- _GOAL_
In the piece on the Yezidis below, please condense the paragraph beginning "Their history is one of great hardship" into a short bulleted list that keeps its main facts.

- _EXTRACTED TEXT_
=-=-=
About ten months ago, the name of an unknown Kurdish sect in northern Iraq made headlines due to their almost certain annihilation by the barbaric forces of Daesh, commonly known in English as the Islamic State. In August I had written a short piece on them, a sort of introduction to the Yezidis and why Daesh was after them. Since then some of their lands have been taken back and a coalition led by the United States has formed to combat Daesh. However despite this, many Yezidis have been forced from their homes and now live as refugees, have loved ones who have either been kidnapped, forced to convert to Islam or killed, and live in constant fear and uncertainty of what the future holds in store for them. Since August though I have also been able to learn more about the Yezidis and wanted to extrapolate on what I had written previously.
Who are the Yezidis?
The Yezidis are a small religious sect numbering somewhere around 600,000 – 700,000 followers. They generally speak the Kurmanji dialect of Kurdish and are dispersed geographically throughout the regions of Kurdistan in northern Iraq, Syria, Turkey and also in the Caucasus region.
Their history is one of great hardship and persecution. One one hand, they are Kurds. This has put them at a disadvantage politically in the Middle East because Kurds are large minorities without a state of their own. Their homeland is a region broadly described as Kurdistan, meaning “land of the Kurds.” Most of Kurdistan is engulfed by Turkey, Iraq, Syria and Iran, countries that are all hostile to an independent Kurdish state. While most Yezidis live in these countries (500,000 alone in northern Iraq), many left these regions and fled to the Caucasus areas of Armenia, Georgia, Azerbaijan, and what is now Russia to escape from persecution by the Ottoman Turks. A sizable group, some estimate between 35,000 – 100,000, now also live in Germany.
The second reason that Yezidis are persecuted is because of their religious beliefs. Yezidis have often been denounced by orthodox Muslims as “devil-worshippers.” This of course is not true as they are a monotheistic religion, worshipping one God like Muslims, Jews, Christians and Zoroastrians. More on this below.
The Origins of Yezidism
The Yezidis as a community have probably lived for thousands of years in the mountains of Iraq, Turkey, Syria and Iran. Many believe that the name Yezidi is derived from the word Yazdan, meaning God in the old pre-Islamic Iranian languages. Though having the same origins and related to ancient Persian religions such as Zoroastrianism, Yezidism as we known it today developed out of the ‘Adawiyya Sufi religious order. Sufism is the mystical branch of Islam and is generally more accepting of other ways of thought, unlike Salafism or Wahhabism, which take more literalist interpretations of Muslim religious scriptures.
=-=-=
- _RECORD EXCERPTS_
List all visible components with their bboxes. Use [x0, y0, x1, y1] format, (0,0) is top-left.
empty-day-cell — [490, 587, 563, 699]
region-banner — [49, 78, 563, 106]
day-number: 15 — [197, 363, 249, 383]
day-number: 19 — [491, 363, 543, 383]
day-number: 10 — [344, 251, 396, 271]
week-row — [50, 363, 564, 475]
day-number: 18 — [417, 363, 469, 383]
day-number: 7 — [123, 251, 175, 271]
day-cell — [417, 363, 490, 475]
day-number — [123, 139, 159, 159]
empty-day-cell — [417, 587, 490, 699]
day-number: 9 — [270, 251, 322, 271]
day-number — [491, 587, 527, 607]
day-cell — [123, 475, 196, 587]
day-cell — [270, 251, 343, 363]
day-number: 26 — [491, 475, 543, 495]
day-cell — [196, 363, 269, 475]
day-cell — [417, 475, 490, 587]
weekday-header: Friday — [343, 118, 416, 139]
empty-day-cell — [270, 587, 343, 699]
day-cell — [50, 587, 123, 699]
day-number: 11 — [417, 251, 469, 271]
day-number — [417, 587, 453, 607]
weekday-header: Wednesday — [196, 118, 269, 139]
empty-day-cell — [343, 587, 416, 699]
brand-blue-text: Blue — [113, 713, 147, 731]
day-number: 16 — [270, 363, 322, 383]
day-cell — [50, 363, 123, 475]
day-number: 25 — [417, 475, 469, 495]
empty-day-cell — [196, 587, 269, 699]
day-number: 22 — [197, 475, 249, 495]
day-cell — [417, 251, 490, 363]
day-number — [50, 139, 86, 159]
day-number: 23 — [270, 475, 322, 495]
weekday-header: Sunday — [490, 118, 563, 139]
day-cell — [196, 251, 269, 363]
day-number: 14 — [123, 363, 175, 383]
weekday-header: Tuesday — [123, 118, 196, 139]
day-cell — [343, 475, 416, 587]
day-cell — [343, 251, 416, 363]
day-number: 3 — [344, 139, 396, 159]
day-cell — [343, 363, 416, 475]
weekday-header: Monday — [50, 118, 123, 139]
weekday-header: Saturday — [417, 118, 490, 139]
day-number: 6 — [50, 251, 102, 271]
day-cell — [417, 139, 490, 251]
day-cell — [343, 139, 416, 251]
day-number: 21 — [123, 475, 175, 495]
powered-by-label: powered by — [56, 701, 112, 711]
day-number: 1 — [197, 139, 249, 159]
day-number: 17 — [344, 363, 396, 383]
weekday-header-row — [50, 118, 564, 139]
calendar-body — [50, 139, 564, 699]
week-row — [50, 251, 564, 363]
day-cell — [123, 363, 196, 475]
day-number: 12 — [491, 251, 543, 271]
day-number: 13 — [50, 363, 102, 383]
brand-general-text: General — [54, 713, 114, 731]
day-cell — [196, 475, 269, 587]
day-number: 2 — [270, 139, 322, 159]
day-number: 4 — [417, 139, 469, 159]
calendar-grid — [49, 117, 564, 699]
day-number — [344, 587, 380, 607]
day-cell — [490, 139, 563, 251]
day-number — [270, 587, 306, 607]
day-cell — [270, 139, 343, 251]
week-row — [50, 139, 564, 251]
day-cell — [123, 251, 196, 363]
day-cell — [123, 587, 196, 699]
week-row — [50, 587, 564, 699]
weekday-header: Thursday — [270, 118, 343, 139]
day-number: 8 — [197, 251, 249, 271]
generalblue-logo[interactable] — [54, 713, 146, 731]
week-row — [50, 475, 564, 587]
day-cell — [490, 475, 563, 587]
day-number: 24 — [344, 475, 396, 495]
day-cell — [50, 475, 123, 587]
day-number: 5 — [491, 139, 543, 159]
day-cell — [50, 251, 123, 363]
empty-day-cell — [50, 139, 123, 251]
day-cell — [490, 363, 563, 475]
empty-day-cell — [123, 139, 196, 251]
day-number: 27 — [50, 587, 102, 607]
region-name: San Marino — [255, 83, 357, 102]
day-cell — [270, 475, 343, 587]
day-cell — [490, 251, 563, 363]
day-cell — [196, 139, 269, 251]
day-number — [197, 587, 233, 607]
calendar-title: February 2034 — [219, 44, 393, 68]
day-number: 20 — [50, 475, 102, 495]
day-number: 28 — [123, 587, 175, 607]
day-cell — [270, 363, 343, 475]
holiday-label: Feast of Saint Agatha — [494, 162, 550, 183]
=-=-=
- _CORRECT ANSWER_
- Yezidi history has been marked by hardship and persecution.
- As Kurds, they are politically disadvantaged: Kurds are large minorities without a state of their own.
- The Kurdish homeland, Kurdistan ("land of the Kurds"), lies mostly within Turkey, Iraq, Syria and Iran, all hostile to an independent Kurdish state.
- Most Yezidis live in these countries, including 500,000 in northern Iraq.
- Many fled Ottoman Turkish persecution to the Caucasus: Armenia, Georgia, Azerbaijan and present-day Russia.
- An estimated 35,000–100,000 now live in Germany.